> Written instruction
Identify every line in the records below that contains the word "Μέση", and reproduce each one.

▽

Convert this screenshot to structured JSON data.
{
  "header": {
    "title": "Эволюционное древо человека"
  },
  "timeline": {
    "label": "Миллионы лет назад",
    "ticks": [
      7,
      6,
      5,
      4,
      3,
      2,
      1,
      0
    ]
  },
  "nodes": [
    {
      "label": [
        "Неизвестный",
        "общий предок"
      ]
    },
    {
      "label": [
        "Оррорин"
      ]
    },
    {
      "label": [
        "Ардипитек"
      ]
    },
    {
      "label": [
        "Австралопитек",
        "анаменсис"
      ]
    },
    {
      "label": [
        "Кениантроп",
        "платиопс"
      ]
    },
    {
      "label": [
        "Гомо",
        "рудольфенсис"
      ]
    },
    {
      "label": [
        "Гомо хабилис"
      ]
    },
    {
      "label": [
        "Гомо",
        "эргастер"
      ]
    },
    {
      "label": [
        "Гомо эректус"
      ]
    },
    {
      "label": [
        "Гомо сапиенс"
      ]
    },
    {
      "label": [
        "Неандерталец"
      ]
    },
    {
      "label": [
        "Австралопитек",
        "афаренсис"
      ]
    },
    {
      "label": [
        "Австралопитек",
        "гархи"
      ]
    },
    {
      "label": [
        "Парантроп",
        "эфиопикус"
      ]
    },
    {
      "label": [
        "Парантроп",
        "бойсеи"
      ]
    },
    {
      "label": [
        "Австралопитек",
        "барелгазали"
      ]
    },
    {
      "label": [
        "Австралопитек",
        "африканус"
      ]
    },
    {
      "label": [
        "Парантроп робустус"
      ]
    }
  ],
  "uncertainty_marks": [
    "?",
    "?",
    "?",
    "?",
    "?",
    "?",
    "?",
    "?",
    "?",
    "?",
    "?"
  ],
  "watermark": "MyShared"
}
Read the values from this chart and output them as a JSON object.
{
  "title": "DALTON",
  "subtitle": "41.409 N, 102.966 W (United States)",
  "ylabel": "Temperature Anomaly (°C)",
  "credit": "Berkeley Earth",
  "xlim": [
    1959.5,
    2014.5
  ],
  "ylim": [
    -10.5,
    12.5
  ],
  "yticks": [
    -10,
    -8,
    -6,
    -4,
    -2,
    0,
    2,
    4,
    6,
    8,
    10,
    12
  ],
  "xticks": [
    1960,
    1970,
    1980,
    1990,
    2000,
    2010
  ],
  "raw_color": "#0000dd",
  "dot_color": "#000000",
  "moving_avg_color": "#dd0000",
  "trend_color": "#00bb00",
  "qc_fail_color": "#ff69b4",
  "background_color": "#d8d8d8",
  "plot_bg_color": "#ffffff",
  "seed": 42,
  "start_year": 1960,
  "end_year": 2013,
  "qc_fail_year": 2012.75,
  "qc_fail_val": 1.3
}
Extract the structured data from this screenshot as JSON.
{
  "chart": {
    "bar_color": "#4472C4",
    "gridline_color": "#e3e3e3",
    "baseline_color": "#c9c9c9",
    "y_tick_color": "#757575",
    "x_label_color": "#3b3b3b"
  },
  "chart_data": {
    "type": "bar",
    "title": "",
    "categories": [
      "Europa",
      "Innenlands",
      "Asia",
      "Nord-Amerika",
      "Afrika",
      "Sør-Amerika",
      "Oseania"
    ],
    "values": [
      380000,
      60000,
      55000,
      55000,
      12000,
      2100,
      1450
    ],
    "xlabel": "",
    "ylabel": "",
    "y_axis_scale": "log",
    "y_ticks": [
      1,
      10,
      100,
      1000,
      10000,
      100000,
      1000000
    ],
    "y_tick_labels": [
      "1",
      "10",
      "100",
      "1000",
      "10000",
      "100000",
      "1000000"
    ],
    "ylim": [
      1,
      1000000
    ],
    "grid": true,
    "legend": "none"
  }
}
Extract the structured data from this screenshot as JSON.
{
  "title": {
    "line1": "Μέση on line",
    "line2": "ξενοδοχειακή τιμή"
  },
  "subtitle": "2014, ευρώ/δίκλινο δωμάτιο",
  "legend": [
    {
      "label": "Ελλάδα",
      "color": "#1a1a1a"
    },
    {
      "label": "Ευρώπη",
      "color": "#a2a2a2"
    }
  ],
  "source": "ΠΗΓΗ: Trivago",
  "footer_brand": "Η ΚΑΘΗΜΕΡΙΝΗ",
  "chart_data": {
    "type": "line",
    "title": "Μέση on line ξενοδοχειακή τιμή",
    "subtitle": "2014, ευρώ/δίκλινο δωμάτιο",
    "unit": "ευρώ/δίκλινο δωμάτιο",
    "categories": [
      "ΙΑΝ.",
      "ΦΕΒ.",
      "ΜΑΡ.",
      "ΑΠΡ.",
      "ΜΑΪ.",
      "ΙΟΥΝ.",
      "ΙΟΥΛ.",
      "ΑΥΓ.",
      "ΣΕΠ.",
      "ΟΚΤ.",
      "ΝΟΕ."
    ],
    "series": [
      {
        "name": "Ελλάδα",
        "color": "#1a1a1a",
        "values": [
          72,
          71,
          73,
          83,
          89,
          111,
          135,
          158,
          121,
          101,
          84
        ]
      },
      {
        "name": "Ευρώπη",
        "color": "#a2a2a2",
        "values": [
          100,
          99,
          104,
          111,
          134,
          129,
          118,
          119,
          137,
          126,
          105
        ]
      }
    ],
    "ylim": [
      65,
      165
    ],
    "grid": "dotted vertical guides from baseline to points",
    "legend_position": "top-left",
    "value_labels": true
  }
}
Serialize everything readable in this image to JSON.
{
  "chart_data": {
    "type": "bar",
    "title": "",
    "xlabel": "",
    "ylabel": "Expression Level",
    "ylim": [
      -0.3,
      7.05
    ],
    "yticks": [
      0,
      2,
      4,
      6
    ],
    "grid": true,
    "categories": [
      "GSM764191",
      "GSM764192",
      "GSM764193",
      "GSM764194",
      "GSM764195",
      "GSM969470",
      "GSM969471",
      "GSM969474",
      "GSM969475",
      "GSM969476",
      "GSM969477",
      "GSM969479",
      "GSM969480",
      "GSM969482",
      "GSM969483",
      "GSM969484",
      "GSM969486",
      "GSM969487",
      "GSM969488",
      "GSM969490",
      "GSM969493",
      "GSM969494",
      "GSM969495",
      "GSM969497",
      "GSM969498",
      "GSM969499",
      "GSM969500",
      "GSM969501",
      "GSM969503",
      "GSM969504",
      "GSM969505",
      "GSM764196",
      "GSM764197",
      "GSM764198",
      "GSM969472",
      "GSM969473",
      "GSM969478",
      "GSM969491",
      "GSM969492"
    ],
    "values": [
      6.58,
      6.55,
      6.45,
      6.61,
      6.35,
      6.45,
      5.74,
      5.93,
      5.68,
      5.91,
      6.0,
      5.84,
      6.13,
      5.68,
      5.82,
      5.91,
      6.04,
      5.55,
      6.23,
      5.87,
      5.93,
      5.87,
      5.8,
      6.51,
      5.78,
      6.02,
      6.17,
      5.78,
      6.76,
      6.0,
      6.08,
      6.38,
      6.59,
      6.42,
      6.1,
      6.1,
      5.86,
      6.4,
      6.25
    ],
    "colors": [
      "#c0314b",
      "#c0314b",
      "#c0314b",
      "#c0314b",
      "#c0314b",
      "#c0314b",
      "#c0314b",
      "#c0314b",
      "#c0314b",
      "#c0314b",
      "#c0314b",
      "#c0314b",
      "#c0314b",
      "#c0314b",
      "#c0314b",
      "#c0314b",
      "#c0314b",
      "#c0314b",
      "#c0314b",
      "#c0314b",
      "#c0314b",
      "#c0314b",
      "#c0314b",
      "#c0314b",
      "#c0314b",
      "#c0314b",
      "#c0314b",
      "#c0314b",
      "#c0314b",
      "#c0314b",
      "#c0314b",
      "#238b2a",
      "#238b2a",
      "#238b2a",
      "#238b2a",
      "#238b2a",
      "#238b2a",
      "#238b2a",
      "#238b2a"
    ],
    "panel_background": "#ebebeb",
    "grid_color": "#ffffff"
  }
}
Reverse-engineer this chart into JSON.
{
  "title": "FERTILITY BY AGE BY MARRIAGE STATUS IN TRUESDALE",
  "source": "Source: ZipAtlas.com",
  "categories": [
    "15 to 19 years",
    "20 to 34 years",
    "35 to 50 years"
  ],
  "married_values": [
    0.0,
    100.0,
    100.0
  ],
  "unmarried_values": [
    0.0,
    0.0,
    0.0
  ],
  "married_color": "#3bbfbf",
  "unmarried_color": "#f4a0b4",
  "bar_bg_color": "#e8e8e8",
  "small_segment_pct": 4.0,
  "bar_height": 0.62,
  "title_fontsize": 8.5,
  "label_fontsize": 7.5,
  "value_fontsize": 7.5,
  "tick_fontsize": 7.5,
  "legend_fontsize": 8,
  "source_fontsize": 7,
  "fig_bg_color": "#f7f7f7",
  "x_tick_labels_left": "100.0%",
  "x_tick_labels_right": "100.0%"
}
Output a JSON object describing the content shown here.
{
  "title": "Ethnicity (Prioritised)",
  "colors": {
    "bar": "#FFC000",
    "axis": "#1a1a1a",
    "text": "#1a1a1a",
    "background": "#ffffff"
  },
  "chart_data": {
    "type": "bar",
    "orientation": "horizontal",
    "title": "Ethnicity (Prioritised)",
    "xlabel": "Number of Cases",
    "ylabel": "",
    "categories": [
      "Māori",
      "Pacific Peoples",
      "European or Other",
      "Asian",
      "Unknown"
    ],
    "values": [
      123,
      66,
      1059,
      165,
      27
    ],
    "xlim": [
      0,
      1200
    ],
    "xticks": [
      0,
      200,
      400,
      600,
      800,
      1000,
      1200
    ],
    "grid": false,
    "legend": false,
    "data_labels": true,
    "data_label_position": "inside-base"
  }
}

△

> Reply
    "line1": "Μέση on line",
    "title": "Μέση on line ξενοδοχειακή τιμή",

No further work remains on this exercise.